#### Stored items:
────

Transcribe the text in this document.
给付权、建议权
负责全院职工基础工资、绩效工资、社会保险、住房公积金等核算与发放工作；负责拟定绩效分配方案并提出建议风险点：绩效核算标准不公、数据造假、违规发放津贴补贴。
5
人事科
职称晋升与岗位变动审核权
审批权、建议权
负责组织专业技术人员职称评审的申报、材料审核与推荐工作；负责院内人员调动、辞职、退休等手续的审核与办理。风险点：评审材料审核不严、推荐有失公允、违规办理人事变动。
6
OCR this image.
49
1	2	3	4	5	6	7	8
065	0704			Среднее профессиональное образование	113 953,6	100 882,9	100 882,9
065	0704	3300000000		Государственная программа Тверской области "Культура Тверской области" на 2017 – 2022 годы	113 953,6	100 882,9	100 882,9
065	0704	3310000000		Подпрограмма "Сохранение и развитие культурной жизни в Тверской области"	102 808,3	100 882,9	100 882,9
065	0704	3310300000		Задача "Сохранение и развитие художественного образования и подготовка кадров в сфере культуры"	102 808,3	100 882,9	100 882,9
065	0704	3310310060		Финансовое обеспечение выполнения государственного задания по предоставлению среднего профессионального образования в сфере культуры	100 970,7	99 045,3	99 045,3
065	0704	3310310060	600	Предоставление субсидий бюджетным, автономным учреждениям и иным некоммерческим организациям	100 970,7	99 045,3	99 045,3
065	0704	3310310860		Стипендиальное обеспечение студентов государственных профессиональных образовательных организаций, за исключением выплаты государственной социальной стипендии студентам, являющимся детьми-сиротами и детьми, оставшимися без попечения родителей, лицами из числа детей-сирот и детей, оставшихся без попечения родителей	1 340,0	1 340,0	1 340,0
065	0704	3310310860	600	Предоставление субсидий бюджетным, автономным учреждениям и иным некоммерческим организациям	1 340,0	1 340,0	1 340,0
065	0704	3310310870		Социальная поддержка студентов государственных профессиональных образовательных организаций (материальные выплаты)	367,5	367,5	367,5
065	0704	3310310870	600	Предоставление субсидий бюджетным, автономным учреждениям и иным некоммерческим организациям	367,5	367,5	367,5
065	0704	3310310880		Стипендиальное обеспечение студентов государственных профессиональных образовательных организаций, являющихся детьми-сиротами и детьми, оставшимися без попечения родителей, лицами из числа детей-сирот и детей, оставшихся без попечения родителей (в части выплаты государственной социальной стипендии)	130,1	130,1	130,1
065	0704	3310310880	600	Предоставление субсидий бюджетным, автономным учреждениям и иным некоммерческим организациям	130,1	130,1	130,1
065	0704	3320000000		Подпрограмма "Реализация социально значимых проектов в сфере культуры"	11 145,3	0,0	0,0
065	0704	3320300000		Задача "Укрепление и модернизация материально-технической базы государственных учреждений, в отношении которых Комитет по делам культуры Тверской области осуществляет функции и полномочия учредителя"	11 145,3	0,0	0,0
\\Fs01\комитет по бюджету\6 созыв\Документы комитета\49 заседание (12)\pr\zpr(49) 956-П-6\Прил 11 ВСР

────

#### What is being asked:
Copy every line of the listing that includes the string "учреждениям".

#### The response:
065	0704	3310310060	600	Предоставление субсидий бюджетным, автономным учреждениям и иным некоммерческим организациям	100 970,7	99 045,3	99 045,3
065	0704	3310310860	600	Предоставление субсидий бюджетным, автономным учреждениям и иным некоммерческим организациям	1 340,0	1 340,0	1 340,0
065	0704	3310310870	600	Предоставление субсидий бюджетным, автономным учреждениям и иным некоммерческим организациям	367,5	367,5	367,5
065	0704	3310310880	600	Предоставление субсидий бюджетным, автономным учреждениям и иным некоммерческим организациям	130,1	130,1	130,1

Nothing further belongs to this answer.